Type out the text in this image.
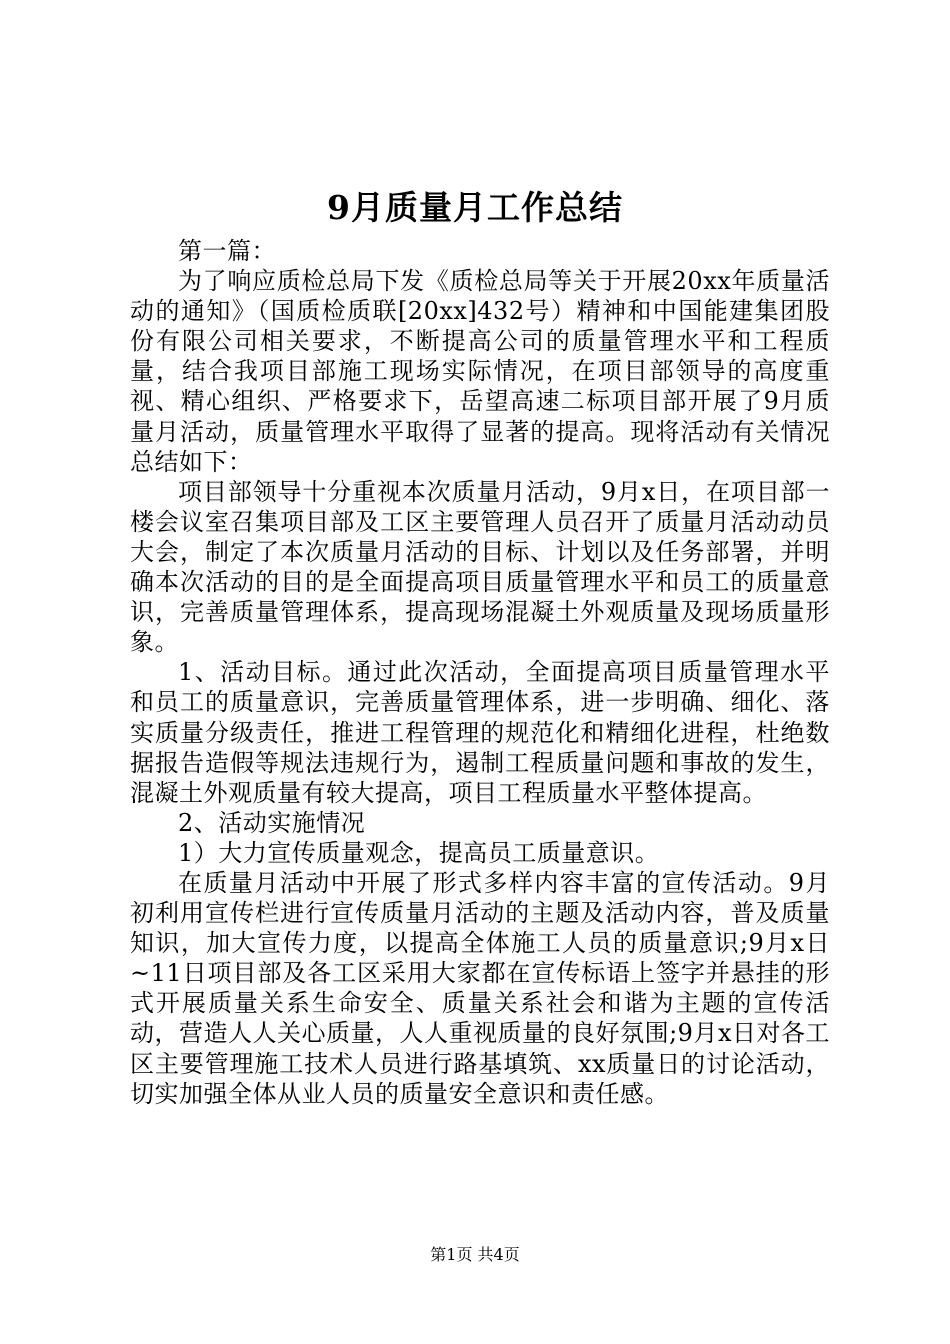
9月质量月工作总结

第一篇：

为了响应质检总局下发《质检总局等关于开展20xx年质量活动的通知》（国质检质联[20xx]432号）精神和中国能建集团股份有限公司相关要求，不断提高公司的质量管理水平和工程质量，结合我项目部施工现场实际情况，在项目部领导的高度重视、精心组织、严格要求下，岳望高速二标项目部开展了9月质量月活动，质量管理水平取得了显著的提高。现将活动有关情况总结如下：

项目部领导十分重视本次质量月活动，9月x日，在项目部一楼会议室召集项目部及工区主要管理人员召开了质量月活动动员大会，制定了本次质量月活动的目标、计划以及任务部署，并明确本次活动的目的是全面提高项目质量管理水平和员工的质量意识，完善质量管理体系，提高现场混凝土外观质量及现场质量形象。

1、活动目标。通过此次活动，全面提高项目质量管理水平和员工的质量意识，完善质量管理体系，进一步明确、细化、落实质量分级责任，推进工程管理的规范化和精细化进程，杜绝数据报告造假等规法违规行为，遏制工程质量问题和事故的发生，混凝土外观质量有较大提高，项目工程质量水平整体提高。

2、活动实施情况

1）大力宣传质量观念，提高员工质量意识。

在质量月活动中开展了形式多样内容丰富的宣传活动。9月初利用宣传栏进行宣传质量月活动的主题及活动内容，普及质量知识，加大宣传力度，以提高全体施工人员的质量意识;9月x日~11日项目部及各工区采用大家都在宣传标语上签字并悬挂的形式开展质量关系生命安全、质量关系社会和谐为主题的宣传活动，营造人人关心质量，人人重视质量的良好氛围;9月x日对各工区主要管理施工技术人员进行路基填筑、xx质量日的讨论活动，切实加强全体从业人员的质量安全意识和责任感。

第1页 共4页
+--
Exercise objective: Repeat each record exactly, with the pictures left out.

The result:
Type out the text in this image.
9月质量月工作总结

第一篇：

为了响应质检总局下发《质检总局等关于开展20xx年质量活动的通知》（国质检质联[20xx]432号）精神和中国能建集团股份有限公司相关要求，不断提高公司的质量管理水平和工程质量，结合我项目部施工现场实际情况，在项目部领导的高度重视、精心组织、严格要求下，岳望高速二标项目部开展了9月质量月活动，质量管理水平取得了显著的提高。现将活动有关情况总结如下：

项目部领导十分重视本次质量月活动，9月x日，在项目部一楼会议室召集项目部及工区主要管理人员召开了质量月活动动员大会，制定了本次质量月活动的目标、计划以及任务部署，并明确本次活动的目的是全面提高项目质量管理水平和员工的质量意识，完善质量管理体系，提高现场混凝土外观质量及现场质量形象。

1、活动目标。通过此次活动，全面提高项目质量管理水平和员工的质量意识，完善质量管理体系，进一步明确、细化、落实质量分级责任，推进工程管理的规范化和精细化进程，杜绝数据报告造假等规法违规行为，遏制工程质量问题和事故的发生，混凝土外观质量有较大提高，项目工程质量水平整体提高。

2、活动实施情况

1）大力宣传质量观念，提高员工质量意识。

在质量月活动中开展了形式多样内容丰富的宣传活动。9月初利用宣传栏进行宣传质量月活动的主题及活动内容，普及质量知识，加大宣传力度，以提高全体施工人员的质量意识;9月x日~11日项目部及各工区采用大家都在宣传标语上签字并悬挂的形式开展质量关系生命安全、质量关系社会和谐为主题的宣传活动，营造人人关心质量，人人重视质量的良好氛围;9月x日对各工区主要管理施工技术人员进行路基填筑、xx质量日的讨论活动，切实加强全体从业人员的质量安全意识和责任感。

第1页 共4页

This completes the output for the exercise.